*** 提示文

見た目はそっくりな真鯛とチダイであるが、「食味」は違うのか、今回私が釣り上げた真鯛とチダイをサンプルに食べ比べてみたいと思う。

このサンプルは同じ日に同じ釣り場で釣ったもので、釣った直後に血抜きし直接氷を当てないようビニールに包んだ上で、海水と氷を入れたクーラーボックスで持ち帰り、帰宅後に即捌いた保存状態抜群のサンプルである。これにより、その身本来の食味を保つことができ、両者の味の微細な違いも感じ取れるはずだ。

真鯛とチダイの二枚おろし

今回はこの二匹を二枚おろしにし、「焼き魚」「刺身」の2パターンで味を比較する。

焼き魚での味の違い

真鯛とチダイの半身

真鯛とチダイを焼き魚にして味を比較してみる。上の写真をご覧いただきたい。下が真鯛、上がチダイであることはもう説明不要だろう。どちらもきれいな白身だが、チダイの方が色が若干白っぽく、脂がのっている印象だ。

皮目に塩を振り10分程おいてグリルで焼くと

真鯛とチダイの焼き魚

こうなった。焼いてしまうと見た目での判別は不可能。さて肝心の味や如何に。

真鯛の身皮なし

まずは真鯛を一口、味付けなしで食べてみた。…うまい。掛け値なしに。

真鯛はどんな風に料理してもうまいが、焼き魚が一番うまいのではないかと思う。

脂ののりはあまり感じられないものの、身はしっかりかつもっちりと柔らかく、たんぱくでシンプル。なので塩を付けても、醤油を付けても安定して美味。皮と一緒に食べると、芳ばしい香りが程好く鼻を抜ける。本当にうまい。さすが日本の高級魚の代名詞。和が誇る食材の質の高さを再確認できた。

チダイの身皮なし

続いてチダイ。個体差もあるかもしれないが、真鯛に比べ肉厚感がある。

一口頬張ると、ジュワっと旨味が口のなかに広がった。…これもうまい。基本的には真鯛と同じ白身魚の風味。味自体は真鯛とほとんど変わらないと言っていい。ただ、真鯛に比べてみずみずしさ、悪く言えば水っぽさを感じた。これは下ごしらえの塩降りの量と時間である程度調整できるだろうか。

トータルすると、真鯛とチダイの焼き魚では、味の違いはほぼない。食感はチダイの方が若干柔らかく感じた。また、チダイの方が脂と水分が多く感じられた。どちらも非常に美味だった。

刺身での味の違い

次に真鯛とチダイの刺身での味の違いを比較する

魚の切り身熟成

二匹のサンプルの半身をキッチンペーパーでつつみ、その上から更にラップを巻き上の写真のようにして、冷蔵庫で1日寝かせる。これにより身が熟成され柔らかくなり、旨味が増幅される。

真鯛の刺身

これが真鯛の刺身。個人的にマダイを生で食べるなら、釣りたての薄造りの方が好きなのだが、今回は味比べということで、旨味を引き出すために一晩熟成させた身を厚めに切って、とりあえず何も付けずに食べてみた。

******

実施課題:
- 1) 真鯛とチダイの食べ比べに関する提示文の一文「どちらもきれいな白身だが、チダイの方が色が若干白っぽく、脂がのっている印象だ。」を英語に訳してください。
- 2) 真鯛とチダイの食べ比べに関する提示文について、次の問いに答えてください。
(a) 焼く前に皮目に塩を振ってから、どのくらいの時間おきましたか。
(b) 刺身にする半身は、冷蔵庫で何日寝かせましたか。
(c) 焼き魚で、食感が若干柔らかく感じられたのは真鯛とチダイのどちらですか。
- 3) 真鯛とチダイの食べ比べに関する提示文のうち、「トータルすると、真鯛とチダイ」から「えず何も付けずに食べてみた。」までの部分を、両端の語句も含めて一字一句そのまま出力してください。

*** 記録データ

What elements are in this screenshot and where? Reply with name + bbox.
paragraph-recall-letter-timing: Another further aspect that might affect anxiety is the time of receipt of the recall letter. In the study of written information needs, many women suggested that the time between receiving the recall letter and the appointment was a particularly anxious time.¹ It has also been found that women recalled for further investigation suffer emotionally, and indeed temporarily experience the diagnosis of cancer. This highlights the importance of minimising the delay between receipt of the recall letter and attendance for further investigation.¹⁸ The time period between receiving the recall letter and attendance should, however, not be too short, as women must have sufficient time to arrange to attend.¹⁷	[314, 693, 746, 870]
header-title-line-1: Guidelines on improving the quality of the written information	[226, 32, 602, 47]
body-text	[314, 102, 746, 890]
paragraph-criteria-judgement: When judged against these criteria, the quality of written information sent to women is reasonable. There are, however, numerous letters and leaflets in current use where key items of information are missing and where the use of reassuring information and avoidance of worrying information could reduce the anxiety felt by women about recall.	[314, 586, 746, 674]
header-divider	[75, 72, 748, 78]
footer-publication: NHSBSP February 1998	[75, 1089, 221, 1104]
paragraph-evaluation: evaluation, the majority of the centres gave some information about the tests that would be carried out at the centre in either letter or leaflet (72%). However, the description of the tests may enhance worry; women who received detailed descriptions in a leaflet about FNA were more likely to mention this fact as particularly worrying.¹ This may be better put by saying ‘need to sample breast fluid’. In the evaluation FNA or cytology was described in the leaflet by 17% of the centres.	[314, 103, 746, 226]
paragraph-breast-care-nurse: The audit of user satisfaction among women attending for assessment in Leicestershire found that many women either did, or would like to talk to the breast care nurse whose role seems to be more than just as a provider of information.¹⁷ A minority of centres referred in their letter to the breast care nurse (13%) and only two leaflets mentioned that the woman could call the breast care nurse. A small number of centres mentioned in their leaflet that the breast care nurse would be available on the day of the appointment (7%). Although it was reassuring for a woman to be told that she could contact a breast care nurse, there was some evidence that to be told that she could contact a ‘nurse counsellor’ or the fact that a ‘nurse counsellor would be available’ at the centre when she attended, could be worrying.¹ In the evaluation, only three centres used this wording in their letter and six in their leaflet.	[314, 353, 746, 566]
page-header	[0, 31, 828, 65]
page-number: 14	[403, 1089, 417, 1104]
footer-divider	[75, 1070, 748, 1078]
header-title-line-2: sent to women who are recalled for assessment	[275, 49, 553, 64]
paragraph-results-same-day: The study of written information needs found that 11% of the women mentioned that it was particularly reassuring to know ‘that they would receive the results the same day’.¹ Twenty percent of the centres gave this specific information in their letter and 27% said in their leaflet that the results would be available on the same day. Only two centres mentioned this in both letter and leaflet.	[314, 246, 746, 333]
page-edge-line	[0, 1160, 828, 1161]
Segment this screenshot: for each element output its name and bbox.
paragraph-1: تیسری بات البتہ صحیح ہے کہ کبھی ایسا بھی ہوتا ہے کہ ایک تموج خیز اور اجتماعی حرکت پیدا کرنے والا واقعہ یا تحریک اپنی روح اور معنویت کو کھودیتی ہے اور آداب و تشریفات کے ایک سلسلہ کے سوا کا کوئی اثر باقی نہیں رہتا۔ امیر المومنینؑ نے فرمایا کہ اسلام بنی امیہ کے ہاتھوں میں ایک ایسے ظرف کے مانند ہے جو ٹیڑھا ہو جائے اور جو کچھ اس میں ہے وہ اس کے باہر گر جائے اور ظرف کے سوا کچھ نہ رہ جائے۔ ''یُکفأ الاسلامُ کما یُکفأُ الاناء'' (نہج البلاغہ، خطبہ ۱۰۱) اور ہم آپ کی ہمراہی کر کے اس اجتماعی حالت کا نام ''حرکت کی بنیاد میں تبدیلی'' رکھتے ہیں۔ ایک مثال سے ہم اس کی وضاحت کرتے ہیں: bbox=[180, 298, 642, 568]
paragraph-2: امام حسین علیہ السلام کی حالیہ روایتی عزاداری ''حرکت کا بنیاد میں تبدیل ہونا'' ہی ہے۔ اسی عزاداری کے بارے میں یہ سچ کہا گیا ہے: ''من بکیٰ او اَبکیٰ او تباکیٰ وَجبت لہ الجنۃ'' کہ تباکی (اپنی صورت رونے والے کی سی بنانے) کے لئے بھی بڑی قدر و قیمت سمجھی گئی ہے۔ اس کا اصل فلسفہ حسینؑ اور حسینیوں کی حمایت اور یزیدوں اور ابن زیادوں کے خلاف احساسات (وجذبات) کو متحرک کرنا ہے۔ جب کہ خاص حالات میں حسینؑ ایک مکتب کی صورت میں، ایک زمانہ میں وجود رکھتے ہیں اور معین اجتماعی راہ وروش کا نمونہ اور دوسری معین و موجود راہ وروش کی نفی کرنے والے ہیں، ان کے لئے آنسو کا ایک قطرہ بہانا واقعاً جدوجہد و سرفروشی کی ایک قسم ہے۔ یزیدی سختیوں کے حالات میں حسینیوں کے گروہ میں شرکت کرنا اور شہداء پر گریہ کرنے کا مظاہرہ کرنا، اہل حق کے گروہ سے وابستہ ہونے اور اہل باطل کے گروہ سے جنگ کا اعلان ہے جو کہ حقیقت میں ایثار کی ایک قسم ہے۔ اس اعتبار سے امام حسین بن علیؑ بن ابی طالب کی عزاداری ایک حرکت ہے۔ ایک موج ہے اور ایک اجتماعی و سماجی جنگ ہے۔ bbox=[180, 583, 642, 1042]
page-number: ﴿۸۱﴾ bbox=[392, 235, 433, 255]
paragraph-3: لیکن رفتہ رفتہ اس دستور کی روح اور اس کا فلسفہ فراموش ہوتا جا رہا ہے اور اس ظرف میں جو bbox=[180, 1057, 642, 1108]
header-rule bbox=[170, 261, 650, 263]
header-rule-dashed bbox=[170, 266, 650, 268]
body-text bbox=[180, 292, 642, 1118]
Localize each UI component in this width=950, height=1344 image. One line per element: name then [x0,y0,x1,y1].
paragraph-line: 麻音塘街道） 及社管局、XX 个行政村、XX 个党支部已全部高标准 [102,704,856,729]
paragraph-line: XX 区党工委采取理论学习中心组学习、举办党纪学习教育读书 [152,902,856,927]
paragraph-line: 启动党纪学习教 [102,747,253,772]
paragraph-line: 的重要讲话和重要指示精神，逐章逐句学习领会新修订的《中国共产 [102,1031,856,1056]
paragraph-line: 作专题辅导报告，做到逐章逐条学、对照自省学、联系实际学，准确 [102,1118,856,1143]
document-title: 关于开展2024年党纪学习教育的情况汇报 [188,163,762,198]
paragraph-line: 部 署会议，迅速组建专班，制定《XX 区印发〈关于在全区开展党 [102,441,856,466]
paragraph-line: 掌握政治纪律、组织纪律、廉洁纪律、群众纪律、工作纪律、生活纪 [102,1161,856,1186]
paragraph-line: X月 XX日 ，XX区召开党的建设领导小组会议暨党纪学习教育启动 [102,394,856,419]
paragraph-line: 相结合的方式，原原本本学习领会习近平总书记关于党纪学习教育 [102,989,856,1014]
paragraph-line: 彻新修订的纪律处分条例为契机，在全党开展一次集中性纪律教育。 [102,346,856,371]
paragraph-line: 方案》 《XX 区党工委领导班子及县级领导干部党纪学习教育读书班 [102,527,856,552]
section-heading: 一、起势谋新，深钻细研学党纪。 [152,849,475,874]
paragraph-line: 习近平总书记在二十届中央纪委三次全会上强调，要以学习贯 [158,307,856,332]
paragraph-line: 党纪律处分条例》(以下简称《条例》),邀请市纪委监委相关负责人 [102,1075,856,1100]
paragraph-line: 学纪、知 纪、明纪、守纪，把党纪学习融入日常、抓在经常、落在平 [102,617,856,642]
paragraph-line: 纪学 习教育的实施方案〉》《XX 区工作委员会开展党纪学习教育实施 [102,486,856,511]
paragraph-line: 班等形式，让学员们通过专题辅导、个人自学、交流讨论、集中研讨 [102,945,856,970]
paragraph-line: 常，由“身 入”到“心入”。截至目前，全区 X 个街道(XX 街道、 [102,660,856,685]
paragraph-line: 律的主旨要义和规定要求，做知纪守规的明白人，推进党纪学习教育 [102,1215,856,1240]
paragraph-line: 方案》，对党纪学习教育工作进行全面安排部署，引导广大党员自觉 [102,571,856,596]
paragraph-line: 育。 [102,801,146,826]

******

回答:
- 1) Both have beautiful white flesh, but the chidai's is slightly whiter in color and gives the impression of carrying more fat.

- 2)
(a) 10分程です。
(b) 1日です。
(c) チダイです。

- 3)
トータルすると、真鯛とチダイの焼き魚では、味の違いはほぼない。食感はチダイの方が若干柔らかく感じた。また、チダイの方が脂と水分が多く感じられた。どちらも非常に美味だった。

刺身での味の違い

次に真鯛とチダイの刺身での味の違いを比較する

魚の切り身熟成

二匹のサンプルの半身をキッチンペーパーでつつみ、その上から更にラップを巻き上の写真のようにして、冷蔵庫で1日寝かせる。これにより身が熟成され柔らかくなり、旨味が増幅される。

真鯛の刺身

これが真鯛の刺身。個人的にマダイを生で食べるなら、釣りたての薄造りの方が好きなのだが、今回は味比べということで、旨味を引き出すために一晩熟成させた身を厚めに切って、とりあえず何も付けずに食べてみた。